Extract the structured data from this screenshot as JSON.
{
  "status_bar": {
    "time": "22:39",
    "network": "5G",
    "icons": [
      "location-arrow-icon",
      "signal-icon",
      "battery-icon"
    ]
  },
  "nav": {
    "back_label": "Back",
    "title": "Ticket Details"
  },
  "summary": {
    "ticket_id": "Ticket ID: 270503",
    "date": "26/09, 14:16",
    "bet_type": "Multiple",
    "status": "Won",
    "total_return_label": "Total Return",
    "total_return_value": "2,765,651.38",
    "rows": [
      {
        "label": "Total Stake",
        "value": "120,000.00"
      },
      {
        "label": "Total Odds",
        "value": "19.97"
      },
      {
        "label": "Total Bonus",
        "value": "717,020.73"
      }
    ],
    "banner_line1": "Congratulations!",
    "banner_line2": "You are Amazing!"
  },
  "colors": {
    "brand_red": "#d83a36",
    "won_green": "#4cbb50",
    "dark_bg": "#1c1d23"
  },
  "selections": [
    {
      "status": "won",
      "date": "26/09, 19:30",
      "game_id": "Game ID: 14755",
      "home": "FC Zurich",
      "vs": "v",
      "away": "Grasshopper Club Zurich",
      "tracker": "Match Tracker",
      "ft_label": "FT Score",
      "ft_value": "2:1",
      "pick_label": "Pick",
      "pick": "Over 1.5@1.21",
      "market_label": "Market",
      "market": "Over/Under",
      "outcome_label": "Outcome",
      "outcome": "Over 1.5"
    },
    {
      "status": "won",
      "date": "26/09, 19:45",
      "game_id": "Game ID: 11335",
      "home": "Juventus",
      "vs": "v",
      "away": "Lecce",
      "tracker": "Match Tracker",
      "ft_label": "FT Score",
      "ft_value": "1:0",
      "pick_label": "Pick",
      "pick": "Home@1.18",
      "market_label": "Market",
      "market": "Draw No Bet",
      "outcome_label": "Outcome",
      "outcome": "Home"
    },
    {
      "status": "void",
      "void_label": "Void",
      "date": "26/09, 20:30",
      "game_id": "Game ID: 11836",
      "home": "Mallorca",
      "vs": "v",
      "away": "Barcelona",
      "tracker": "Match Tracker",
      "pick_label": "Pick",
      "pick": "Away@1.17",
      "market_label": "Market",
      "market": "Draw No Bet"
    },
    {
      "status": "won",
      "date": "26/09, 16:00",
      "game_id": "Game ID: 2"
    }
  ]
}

**What is needed:** Write the material out exactly, with nothing left out.

**Exercise result:**
Extract the structured data from this screenshot as JSON.
{
  "status_bar": {
    "time": "22:39",
    "network": "5G",
    "icons": [
      "location-arrow-icon",
      "signal-icon",
      "battery-icon"
    ]
  },
  "nav": {
    "back_label": "Back",
    "title": "Ticket Details"
  },
  "summary": {
    "ticket_id": "Ticket ID: 270503",
    "date": "26/09, 14:16",
    "bet_type": "Multiple",
    "status": "Won",
    "total_return_label": "Total Return",
    "total_return_value": "2,765,651.38",
    "rows": [
      {
        "label": "Total Stake",
        "value": "120,000.00"
      },
      {
        "label": "Total Odds",
        "value": "19.97"
      },
      {
        "label": "Total Bonus",
        "value": "717,020.73"
      }
    ],
    "banner_line1": "Congratulations!",
    "banner_line2": "You are Amazing!"
  },
  "colors": {
    "brand_red": "#d83a36",
    "won_green": "#4cbb50",
    "dark_bg": "#1c1d23"
  },
  "selections": [
    {
      "status": "won",
      "date": "26/09, 19:30",
      "game_id": "Game ID: 14755",
      "home": "FC Zurich",
      "vs": "v",
      "away": "Grasshopper Club Zurich",
      "tracker": "Match Tracker",
      "ft_label": "FT Score",
      "ft_value": "2:1",
      "pick_label": "Pick",
      "pick": "Over 1.5@1.21",
      "market_label": "Market",
      "market": "Over/Under",
      "outcome_label": "Outcome",
      "outcome": "Over 1.5"
    },
    {
      "status": "won",
      "date": "26/09, 19:45",
      "game_id": "Game ID: 11335",
      "home": "Juventus",
      "vs": "v",
      "away": "Lecce",
      "tracker": "Match Tracker",
      "ft_label": "FT Score",
      "ft_value": "1:0",
      "pick_label": "Pick",
      "pick": "Home@1.18",
      "market_label": "Market",
      "market": "Draw No Bet",
      "outcome_label": "Outcome",
      "outcome": "Home"
    },
    {
      "status": "void",
      "void_label": "Void",
      "date": "26/09, 20:30",
      "game_id": "Game ID: 11836",
      "home": "Mallorca",
      "vs": "v",
      "away": "Barcelona",
      "tracker": "Match Tracker",
      "pick_label": "Pick",
      "pick": "Away@1.17",
      "market_label": "Market",
      "market": "Draw No Bet"
    },
    {
      "status": "won",
      "date": "26/09, 16:00",
      "game_id": "Game ID: 2"
    }
  ]
}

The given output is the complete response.